[Lines of data]

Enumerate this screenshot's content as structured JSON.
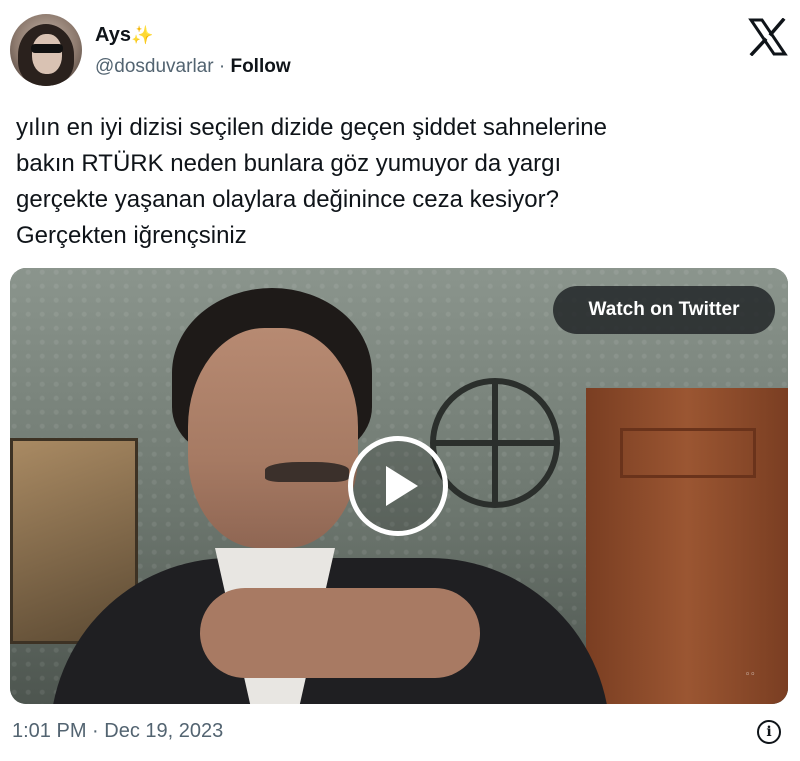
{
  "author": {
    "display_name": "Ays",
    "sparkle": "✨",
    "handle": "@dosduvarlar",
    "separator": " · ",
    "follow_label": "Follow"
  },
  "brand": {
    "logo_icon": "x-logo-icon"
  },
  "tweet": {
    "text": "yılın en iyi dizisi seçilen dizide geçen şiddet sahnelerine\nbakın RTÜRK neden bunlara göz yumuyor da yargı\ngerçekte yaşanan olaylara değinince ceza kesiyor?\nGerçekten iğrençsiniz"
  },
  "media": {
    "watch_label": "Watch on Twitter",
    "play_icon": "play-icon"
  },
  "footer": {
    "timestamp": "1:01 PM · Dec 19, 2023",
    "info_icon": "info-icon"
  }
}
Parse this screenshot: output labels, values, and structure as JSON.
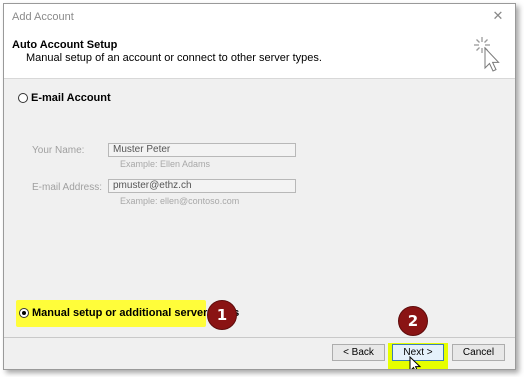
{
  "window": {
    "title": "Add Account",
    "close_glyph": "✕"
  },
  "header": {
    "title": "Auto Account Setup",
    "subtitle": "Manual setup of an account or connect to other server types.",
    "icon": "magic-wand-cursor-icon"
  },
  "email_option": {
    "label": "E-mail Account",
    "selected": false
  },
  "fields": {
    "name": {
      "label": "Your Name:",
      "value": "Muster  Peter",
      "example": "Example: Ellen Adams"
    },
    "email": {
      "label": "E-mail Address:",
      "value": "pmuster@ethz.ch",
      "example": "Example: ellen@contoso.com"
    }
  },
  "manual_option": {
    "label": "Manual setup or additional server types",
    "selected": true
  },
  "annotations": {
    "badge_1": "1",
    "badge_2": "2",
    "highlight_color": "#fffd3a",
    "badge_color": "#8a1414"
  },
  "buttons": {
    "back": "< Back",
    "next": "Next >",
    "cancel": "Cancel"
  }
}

...

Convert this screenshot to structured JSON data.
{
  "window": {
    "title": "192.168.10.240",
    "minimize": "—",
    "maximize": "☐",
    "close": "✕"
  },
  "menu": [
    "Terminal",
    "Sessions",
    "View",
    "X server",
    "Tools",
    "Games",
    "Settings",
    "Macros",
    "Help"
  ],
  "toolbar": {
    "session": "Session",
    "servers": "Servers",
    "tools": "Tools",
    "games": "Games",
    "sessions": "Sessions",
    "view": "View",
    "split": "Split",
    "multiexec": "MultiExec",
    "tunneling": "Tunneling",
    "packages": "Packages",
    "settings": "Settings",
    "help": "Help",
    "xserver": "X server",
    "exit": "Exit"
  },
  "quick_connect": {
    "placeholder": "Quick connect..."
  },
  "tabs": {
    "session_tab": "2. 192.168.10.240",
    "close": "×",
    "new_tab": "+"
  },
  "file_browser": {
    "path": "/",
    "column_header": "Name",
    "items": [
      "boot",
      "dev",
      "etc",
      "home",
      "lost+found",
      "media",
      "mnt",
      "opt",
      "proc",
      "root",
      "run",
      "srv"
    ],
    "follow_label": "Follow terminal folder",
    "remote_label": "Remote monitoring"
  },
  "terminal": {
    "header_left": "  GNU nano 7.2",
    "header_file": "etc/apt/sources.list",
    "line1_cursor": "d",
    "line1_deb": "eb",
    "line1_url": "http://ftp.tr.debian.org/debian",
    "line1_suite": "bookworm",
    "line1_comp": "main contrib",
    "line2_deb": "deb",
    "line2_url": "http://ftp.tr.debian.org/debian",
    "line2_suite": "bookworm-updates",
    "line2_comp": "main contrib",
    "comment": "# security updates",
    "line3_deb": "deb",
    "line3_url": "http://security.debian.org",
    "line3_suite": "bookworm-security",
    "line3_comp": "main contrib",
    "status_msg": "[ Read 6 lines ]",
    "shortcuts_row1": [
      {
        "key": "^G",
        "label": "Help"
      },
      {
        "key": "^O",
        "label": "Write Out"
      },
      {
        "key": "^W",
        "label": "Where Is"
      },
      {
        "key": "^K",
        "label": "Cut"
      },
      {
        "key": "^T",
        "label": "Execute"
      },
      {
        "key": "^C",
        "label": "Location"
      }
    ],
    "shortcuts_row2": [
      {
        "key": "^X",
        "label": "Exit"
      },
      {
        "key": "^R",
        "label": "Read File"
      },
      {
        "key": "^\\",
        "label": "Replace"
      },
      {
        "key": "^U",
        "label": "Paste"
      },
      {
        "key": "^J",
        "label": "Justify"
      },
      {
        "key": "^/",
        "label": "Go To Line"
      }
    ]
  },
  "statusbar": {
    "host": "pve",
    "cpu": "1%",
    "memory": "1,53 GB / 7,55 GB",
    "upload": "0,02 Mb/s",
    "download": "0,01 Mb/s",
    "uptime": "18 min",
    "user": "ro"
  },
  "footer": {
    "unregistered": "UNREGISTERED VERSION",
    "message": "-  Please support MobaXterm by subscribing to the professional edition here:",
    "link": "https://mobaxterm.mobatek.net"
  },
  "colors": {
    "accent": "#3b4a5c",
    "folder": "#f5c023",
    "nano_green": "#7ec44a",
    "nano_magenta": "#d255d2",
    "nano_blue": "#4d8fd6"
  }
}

==

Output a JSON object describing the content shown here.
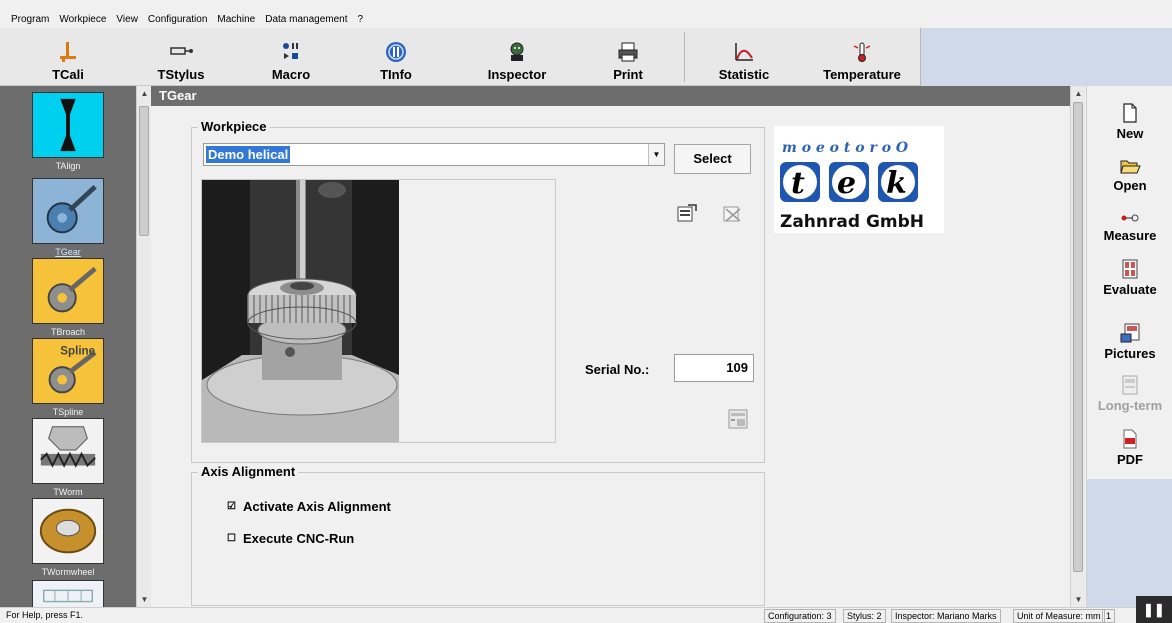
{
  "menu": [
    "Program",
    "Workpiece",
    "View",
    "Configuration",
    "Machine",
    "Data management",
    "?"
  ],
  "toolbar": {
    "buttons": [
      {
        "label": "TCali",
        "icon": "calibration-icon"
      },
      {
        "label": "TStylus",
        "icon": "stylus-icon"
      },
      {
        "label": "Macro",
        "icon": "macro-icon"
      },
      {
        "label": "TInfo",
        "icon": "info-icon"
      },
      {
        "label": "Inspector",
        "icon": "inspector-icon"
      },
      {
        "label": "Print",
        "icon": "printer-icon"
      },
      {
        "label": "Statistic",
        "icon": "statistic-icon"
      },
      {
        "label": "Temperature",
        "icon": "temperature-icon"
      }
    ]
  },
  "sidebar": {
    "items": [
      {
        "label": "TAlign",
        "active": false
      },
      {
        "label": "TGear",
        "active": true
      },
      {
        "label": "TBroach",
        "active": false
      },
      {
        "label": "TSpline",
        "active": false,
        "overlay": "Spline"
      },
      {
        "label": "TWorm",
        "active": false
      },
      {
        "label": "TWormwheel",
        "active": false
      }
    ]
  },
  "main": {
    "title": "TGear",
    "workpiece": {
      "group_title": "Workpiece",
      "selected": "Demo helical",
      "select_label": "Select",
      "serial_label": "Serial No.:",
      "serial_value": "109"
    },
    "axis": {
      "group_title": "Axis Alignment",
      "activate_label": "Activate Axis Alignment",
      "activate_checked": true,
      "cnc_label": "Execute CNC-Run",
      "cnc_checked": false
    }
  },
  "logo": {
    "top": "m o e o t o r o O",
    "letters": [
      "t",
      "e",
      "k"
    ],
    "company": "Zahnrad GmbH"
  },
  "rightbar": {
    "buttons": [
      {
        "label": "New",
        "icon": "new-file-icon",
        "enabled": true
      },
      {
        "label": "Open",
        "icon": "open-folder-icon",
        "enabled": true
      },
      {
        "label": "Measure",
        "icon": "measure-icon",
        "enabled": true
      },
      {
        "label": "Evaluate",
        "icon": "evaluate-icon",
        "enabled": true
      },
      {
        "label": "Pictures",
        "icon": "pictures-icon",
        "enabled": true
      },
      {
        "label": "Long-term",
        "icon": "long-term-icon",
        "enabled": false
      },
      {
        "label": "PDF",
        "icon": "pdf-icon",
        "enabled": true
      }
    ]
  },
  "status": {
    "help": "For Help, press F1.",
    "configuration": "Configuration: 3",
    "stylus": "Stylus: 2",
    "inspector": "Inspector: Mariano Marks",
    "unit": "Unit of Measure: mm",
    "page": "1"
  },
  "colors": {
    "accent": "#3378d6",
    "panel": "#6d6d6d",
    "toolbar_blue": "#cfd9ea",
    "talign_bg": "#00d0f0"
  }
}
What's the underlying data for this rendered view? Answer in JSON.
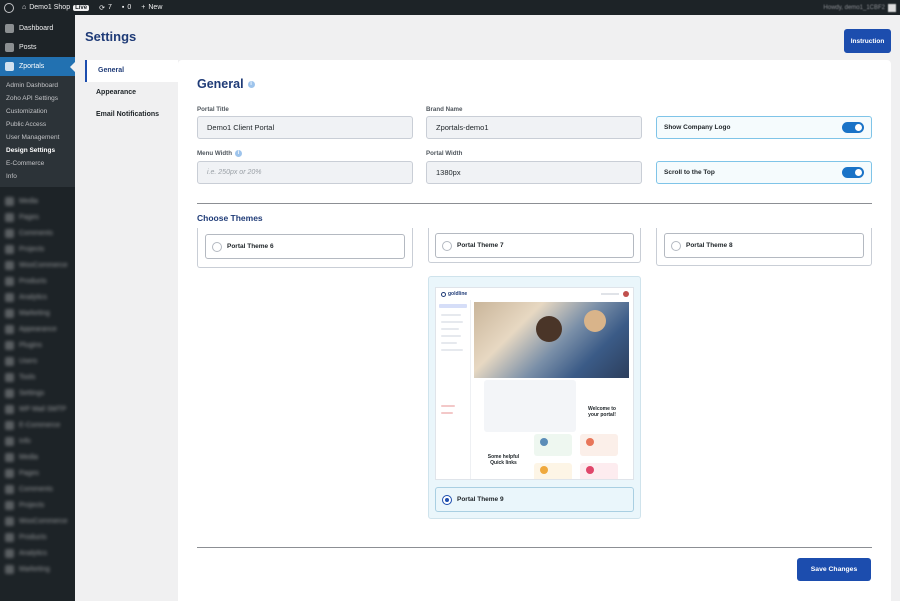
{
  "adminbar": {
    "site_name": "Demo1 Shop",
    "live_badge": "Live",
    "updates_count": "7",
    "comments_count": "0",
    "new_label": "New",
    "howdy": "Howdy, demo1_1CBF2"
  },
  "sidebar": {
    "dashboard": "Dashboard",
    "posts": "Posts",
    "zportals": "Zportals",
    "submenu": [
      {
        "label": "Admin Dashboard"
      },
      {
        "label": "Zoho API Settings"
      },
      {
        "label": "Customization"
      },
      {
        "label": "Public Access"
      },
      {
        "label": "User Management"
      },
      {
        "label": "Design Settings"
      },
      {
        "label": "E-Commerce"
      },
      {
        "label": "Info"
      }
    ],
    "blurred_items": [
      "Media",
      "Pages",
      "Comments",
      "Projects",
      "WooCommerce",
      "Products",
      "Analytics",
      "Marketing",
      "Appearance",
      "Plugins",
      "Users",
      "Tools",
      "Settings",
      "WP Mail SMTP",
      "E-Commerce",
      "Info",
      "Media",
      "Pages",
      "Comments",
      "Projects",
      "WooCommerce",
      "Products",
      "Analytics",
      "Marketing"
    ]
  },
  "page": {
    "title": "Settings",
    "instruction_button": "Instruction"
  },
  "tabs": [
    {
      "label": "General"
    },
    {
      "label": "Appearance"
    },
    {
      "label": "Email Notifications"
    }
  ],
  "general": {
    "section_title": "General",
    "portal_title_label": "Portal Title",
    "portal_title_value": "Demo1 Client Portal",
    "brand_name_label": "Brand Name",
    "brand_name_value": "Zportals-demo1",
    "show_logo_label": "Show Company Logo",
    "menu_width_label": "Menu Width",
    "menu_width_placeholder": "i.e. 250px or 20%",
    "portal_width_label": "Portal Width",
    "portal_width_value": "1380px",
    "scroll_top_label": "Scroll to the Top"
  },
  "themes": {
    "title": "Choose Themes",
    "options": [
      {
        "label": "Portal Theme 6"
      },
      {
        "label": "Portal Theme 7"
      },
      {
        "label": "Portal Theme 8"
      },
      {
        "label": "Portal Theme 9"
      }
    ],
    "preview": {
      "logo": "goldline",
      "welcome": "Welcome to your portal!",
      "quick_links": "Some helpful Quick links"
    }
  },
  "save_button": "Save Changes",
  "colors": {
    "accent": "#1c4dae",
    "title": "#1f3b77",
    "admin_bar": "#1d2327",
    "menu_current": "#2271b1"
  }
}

[WHAT IS EXPECTED]:
Find and copy every line in the entries above where the string "folder" occurs.

[REPLY TO THE EXERCISE]:
    "follow_label": "Follow terminal folder",
    "folder": "#f5c023",
        "icon": "open-folder-icon",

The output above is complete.